Tareas escritas
1. Repite sin cambios las filas que van desde el comienzo de las filas hasta la que contiene "candle-body (218, 369, 224, 387)", incluidas ambas.
2. Sigue escribiendo el texto sobre la novela The Chemistry of Tears de Peter Carey a partir de su última frase.

Fragmento del texto
Catherine
Gehrig, restauradora de relojes y autómatas en el ficticio Museo Swinburne en
Londres y asimismo secreta amante de su compañero de trabajo Matthew Tindall,
descubre de repente un día, al pasar por delante del despacho de Matthew, que
éste ha fallecido:
Muerto,
y nadie me lo ha dicho. He pasado por delante de su despacho y su ayudante
estaba berreando. "¿Qué
ocurre, Felicia?" "¿Pero
que no se lo han dicho? El Sr. Tindall, se ha muerto."
Comienzan
así el suplicio particular de Catherine y esta última novela del australiano
Peter Carey. Habiéndose dedicado en cuerpo y alma a Matthew, Catherine no tiene
a quien acudir; su naufragio en el vodka parece inminente, pero es el director
del museo, Eric, quien le propone trabajar en la restauración de un ‘objeto’.
En los baúles que contienen las partes a restaurar se encuentran unos cuadernos
que absorberán la atención de Catherine.
La
mayoría de las novelas de Peter Carey se entretejen en torno a personajes y
motivos dispares, mientras que la narración va estableciendo vínculos y
asociaciones que terminan por fusionarse y aglutinar el conjunto.
En The Chemistry of Tears (La química de
las lágrimas) el motivo central inicial es el llamado canard digerateur
(literalmente, el pato que digiere), un autómata del inventor francés del siglo
XVIII Jacques de Vaucanson. La narrativa une a Gehrig con un caballero inglés
llamado Henry Brandling por medio de los cuadernos del diario del viaje que Brandling
realiza a Alemania a mediados del siglo XIX buscando un constructor para un
pato similar para insuflar ánimo vital en su hijo Percy, muy enfermo.
Es así
como, al igual que en su novela anterior, Parrot y Olivier en América, Carey hace uso de dos voces narradoras – pero si en
la en ocasiones desternillante parodia del viaje del francés Tocqueville a la
incipiente democracia del Nuevo Mundo los dos narradores (Parrot y Olivier) son
coetáneos, en The Chemistry of Tears Catherine
es una voz narradora situada en 2010, y en ocasiones es a través de su lectura que
el lector lee los cuadernos de 1854 (sustraídos por la propia Catherine del
museo) de Brandling.

Material extraído
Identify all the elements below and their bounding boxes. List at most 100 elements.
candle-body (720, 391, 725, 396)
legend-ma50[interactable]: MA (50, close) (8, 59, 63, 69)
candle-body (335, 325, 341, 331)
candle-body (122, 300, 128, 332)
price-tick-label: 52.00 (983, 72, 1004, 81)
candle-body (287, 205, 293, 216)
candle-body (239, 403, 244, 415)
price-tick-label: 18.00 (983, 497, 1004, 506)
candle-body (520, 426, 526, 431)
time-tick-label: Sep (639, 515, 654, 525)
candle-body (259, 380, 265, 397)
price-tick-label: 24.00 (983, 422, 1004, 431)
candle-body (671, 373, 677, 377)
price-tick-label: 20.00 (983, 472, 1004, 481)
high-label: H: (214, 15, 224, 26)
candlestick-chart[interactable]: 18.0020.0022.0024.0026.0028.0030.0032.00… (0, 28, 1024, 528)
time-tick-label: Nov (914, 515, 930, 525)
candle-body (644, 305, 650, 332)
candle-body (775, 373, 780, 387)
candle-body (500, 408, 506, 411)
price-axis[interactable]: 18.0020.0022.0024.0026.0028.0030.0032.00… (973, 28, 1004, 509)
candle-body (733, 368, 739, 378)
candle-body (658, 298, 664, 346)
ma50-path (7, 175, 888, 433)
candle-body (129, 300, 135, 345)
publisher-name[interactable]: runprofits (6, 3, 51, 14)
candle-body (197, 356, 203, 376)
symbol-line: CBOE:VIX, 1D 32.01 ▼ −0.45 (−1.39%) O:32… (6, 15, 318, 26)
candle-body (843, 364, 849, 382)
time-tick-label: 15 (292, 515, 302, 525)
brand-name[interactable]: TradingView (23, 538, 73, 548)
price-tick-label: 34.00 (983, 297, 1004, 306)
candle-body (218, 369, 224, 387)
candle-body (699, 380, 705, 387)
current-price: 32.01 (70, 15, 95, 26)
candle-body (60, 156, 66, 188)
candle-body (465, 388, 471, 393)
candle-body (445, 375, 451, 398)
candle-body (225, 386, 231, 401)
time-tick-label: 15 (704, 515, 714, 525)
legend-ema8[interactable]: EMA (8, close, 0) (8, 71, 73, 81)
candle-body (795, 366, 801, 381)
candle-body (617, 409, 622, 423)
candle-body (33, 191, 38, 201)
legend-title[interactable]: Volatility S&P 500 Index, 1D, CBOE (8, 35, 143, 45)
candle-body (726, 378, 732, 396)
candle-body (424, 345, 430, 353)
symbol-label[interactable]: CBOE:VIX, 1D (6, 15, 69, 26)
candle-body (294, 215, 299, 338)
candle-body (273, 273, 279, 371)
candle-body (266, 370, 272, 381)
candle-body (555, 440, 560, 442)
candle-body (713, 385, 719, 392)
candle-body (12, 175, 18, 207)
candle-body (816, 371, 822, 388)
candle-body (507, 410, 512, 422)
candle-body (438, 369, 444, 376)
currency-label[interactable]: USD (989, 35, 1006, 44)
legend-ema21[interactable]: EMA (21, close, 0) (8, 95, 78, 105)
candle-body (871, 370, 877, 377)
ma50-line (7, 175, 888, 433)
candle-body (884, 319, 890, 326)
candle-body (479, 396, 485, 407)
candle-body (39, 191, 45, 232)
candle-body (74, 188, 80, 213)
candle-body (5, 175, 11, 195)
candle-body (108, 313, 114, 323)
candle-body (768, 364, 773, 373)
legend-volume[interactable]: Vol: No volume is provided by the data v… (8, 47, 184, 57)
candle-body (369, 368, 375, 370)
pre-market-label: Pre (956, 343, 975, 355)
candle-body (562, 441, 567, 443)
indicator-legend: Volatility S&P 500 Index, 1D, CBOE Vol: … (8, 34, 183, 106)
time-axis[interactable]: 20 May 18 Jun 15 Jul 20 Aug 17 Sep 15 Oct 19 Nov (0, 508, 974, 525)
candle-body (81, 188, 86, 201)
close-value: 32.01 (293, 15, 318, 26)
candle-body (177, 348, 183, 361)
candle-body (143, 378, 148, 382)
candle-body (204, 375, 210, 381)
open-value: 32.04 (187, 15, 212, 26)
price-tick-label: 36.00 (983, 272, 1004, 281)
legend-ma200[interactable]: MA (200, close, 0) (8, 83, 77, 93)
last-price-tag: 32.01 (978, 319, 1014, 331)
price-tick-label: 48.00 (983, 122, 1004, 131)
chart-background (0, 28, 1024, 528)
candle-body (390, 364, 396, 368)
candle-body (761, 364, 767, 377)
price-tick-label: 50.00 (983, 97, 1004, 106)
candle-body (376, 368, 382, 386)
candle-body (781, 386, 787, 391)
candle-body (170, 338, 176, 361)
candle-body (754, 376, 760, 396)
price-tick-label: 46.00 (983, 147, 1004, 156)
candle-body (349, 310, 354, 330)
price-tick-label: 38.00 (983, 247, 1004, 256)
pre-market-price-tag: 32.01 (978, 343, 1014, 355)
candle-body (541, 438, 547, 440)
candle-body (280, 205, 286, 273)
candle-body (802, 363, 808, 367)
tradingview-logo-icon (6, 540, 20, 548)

Respuestas a tareas
1.
Identify all the elements below and their bounding boxes. List at most 100 elements.
candle-body (720, 391, 725, 396)
legend-ma50[interactable]: MA (50, close) (8, 59, 63, 69)
candle-body (335, 325, 341, 331)
candle-body (122, 300, 128, 332)
price-tick-label: 52.00 (983, 72, 1004, 81)
candle-body (287, 205, 293, 216)
candle-body (239, 403, 244, 415)
price-tick-label: 18.00 (983, 497, 1004, 506)
candle-body (520, 426, 526, 431)
time-tick-label: Sep (639, 515, 654, 525)
candle-body (259, 380, 265, 397)
price-tick-label: 24.00 (983, 422, 1004, 431)
candle-body (671, 373, 677, 377)
price-tick-label: 20.00 (983, 472, 1004, 481)
high-label: H: (214, 15, 224, 26)
candlestick-chart[interactable]: 18.0020.0022.0024.0026.0028.0030.0032.00… (0, 28, 1024, 528)
time-tick-label: Nov (914, 515, 930, 525)
candle-body (644, 305, 650, 332)
candle-body (775, 373, 780, 387)
candle-body (500, 408, 506, 411)
price-axis[interactable]: 18.0020.0022.0024.0026.0028.0030.0032.00… (973, 28, 1004, 509)
candle-body (733, 368, 739, 378)
candle-body (658, 298, 664, 346)
ma50-path (7, 175, 888, 433)
candle-body (129, 300, 135, 345)
publisher-name[interactable]: runprofits (6, 3, 51, 14)
candle-body (197, 356, 203, 376)
symbol-line: CBOE:VIX, 1D 32.01 ▼ −0.45 (−1.39%) O:32… (6, 15, 318, 26)
candle-body (843, 364, 849, 382)
time-tick-label: 15 (292, 515, 302, 525)
brand-name[interactable]: TradingView (23, 538, 73, 548)
price-tick-label: 34.00 (983, 297, 1004, 306)
candle-body (218, 369, 224, 387)

2.
En
Karlsruhe, Brandling conoce a Herr Sumper, un gigantón con un pasado misterioso
y extrañas ideas, al precoz genio inventor de Carl y su madre Frau Helga. El
estereotípico inglés que es Brandling tiene sus más y sus menos con Sumper y
otros personajes, lo que Carey aprovecha al máximo para exprimir una veta
cómica.
No es ninguna
novedad decir que Carey siente una enorme fascinación por los procesos de
falsificación y que explota con maestría la tensión (la paradoja) entre lo
racional y la imaginación (¿no es esta tensión lo que, al fin y al cabo,
constituye la esencia misma de la novela moderna?). Cuando Catherine se enfrenta
al mismo misterio que Brandling casi 150 años antes, Eric le espeta lo
siguiente: “¿Por qué queremos siempre eliminar la ambigüedad?” En otras
palabras, ¿por qué negarnos a la posibilidad de que la mimesis pueda llegar a
ser más convincente que la realidad? El mensaje que Sumper le deja grabado en
latín en el pico del cisne – sí, como en el cuento infantil, ¡el pato termina
siendo un cisne! – a Brandling apela a las creencias más humanas (y
vulnerables): illud aspicis non vides.
No puedes ver lo que ves.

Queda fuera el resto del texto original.